Aufgaben |
A – Schreiben Sie aus dem Textauszug den Abschnitt ab, der mit den Worten „Die betont einfache“ beginnt, und hören Sie nach „heiß diskutiertes Thema.“ auf.
B – Entscheiden Sie, ob die folgenden Aussagen zum Textauszug stimmen: (i) Die Botschaft „Du bist Deutschland“ stammt von Oliver Voss. (ii) Per Mail gingen mehr als 8.000 Anfragen ein. (iii) Die Studie der Boston Consulting Group erschien 2005. Antworten Sie jeweils mit Ja oder Nein und zitieren Sie die entscheidenden Worte des Textauszugs wörtlich.

:: Textauszug

Ziel der Medienunternehmen war ein nationaler Stimmungsumschwung. Die mediale Stimmung sei 2005 schlecht gewesen, so Cords. Umfragen hätten gezeigt, dass fast 70 Prozent der Deutschen glauben, sie seien nicht ihres Glückes Schmied. "Das wollten wir drehen", sagt Cords. "Die Kampagne sollte eine Aufbruchstimmung erzeugen. Frei nach dem Motto von John F. Kennedy: Frage nicht, was Dein Land für dich tun kann. Frage, was Du für Dein Land tun kannst." Ein Schelm, wer jetzt daran denkt, dass die Unternehmen damit auch den Konsum ankurbeln wollten, aber schon 2004 kam die Boston Consulting Group in ihrer Studie "Deutschland - ein Perspektivenwechsel" zu dem Schluss: "Deutschland braucht einen emotionalen Turnaround." Selbstvertrauen und Zukunftsoptimismus seien "die entscheidenden Voraussetzungen, um durch einen positiven Stimmungsumschwung die Wachstumsimpulse zu verstärken und das Konsumklima zu verbessern".
Die betont einfache Botschaft "Du bist Deutschland" stammt von Oliver Voss von der Werbeagentur Jung von Matt, der auch den Slogan "Geiz ist geil" erfand. Die Botschaft "Du bist Deutschland" löste eine massive Debatte in der Bevölkerung aus. "Zu Spitzenzeiten haben hier 15 Leute den ganzen Tag nur die Reaktionen am Telefon entgegengenommen", berichtet Cords. Mehr als 7.500 Anfragen seien per Mail gestellt worden und mehr als 8.000 Menschen hätten auf der Webseite der Kampagne in einer Galerie ihre eigenen Gedanken zu Deutschland eingetragen. Auch in einer Vielzahl von Internetforen war die Aktion heiß diskutiertes Thema.

::::
:: Bereitgestelltes Material

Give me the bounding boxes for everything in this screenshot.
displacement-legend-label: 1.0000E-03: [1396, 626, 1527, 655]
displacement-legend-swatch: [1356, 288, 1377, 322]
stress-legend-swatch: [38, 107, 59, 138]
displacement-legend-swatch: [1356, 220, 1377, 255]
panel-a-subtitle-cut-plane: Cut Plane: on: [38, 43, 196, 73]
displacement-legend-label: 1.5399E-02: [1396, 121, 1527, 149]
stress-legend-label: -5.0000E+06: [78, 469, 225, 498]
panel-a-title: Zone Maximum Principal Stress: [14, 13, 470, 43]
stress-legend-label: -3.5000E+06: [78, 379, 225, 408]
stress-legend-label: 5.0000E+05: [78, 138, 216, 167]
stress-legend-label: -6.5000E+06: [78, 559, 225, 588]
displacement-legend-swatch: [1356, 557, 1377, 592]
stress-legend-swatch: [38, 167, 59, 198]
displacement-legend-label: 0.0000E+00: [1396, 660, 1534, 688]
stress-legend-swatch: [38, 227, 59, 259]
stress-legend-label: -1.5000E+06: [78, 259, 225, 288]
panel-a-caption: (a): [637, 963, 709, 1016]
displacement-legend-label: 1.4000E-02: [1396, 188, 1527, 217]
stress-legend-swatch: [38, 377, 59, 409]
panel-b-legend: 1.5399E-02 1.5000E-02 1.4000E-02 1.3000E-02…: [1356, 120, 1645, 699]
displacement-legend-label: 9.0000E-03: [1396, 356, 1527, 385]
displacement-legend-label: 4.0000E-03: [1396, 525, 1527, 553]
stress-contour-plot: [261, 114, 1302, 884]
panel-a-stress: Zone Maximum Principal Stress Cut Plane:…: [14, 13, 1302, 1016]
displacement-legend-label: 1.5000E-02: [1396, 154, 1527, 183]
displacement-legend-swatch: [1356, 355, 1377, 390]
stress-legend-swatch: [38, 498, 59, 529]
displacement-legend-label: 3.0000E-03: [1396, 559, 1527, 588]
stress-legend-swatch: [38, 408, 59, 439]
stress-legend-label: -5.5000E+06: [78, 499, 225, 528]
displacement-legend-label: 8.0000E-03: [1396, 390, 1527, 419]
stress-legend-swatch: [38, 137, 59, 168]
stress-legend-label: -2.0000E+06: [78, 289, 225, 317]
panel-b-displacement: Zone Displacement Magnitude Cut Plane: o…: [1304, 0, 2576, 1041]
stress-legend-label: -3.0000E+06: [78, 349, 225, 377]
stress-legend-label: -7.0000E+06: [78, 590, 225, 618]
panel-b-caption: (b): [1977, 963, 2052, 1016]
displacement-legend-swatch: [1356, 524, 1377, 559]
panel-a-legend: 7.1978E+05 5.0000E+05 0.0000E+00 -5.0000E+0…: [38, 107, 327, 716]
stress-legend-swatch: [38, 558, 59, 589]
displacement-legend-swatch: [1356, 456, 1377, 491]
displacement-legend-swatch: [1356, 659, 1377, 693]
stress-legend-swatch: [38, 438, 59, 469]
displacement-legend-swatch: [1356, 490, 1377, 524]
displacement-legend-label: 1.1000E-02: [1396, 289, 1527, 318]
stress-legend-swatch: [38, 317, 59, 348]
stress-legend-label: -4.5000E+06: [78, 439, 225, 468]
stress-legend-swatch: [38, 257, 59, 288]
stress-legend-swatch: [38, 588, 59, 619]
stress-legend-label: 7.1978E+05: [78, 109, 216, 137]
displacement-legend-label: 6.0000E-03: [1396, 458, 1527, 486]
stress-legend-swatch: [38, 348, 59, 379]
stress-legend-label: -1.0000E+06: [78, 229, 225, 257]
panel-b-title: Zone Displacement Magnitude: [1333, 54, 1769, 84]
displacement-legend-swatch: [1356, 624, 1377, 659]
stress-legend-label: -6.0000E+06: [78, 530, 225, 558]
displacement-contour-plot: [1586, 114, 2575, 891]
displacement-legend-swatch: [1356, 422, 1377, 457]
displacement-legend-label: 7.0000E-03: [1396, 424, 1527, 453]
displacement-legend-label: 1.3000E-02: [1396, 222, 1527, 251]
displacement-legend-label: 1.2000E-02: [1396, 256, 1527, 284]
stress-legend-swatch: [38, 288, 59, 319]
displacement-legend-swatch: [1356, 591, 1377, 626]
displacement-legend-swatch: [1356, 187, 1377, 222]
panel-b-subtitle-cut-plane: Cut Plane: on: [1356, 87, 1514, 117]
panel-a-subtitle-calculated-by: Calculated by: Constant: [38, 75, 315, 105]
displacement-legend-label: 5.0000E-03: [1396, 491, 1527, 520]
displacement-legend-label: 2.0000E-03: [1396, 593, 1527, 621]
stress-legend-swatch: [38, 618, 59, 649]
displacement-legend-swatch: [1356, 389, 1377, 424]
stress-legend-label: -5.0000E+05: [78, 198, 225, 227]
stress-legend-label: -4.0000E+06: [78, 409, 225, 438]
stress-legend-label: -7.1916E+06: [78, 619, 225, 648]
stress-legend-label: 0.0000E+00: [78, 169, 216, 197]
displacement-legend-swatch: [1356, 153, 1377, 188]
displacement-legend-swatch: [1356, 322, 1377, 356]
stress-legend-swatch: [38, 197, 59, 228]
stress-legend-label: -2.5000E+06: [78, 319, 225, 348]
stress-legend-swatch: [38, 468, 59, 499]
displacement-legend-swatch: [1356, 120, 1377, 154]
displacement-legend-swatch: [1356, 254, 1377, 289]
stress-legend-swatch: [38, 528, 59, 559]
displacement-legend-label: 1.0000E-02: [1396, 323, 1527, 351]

::::

Lösungen |
A –
Die betont einfache Botschaft "Du bist Deutschland" stammt von Oliver Voss von der Werbeagentur Jung von Matt, der auch den Slogan "Geiz ist geil" erfand. Die Botschaft "Du bist Deutschland" löste eine massive Debatte in der Bevölkerung aus. "Zu Spitzenzeiten haben hier 15 Leute den ganzen Tag nur die Reaktionen am Telefon entgegengenommen", berichtet Cords. Mehr als 7.500 Anfragen seien per Mail gestellt worden und mehr als 8.000 Menschen hätten auf der Webseite der Kampagne in einer Galerie ihre eigenen Gedanken zu Deutschland eingetragen. Auch in einer Vielzahl von Internetforen war die Aktion heiß diskutiertes Thema.

B –
(i) Ja: „Die betont einfache Botschaft "Du bist Deutschland" stammt von Oliver Voss“
(ii) Nein: „Mehr als 7.500 Anfragen seien per Mail gestellt worden“
(iii) Nein: „schon 2004 kam die Boston Consulting Group in ihrer Studie“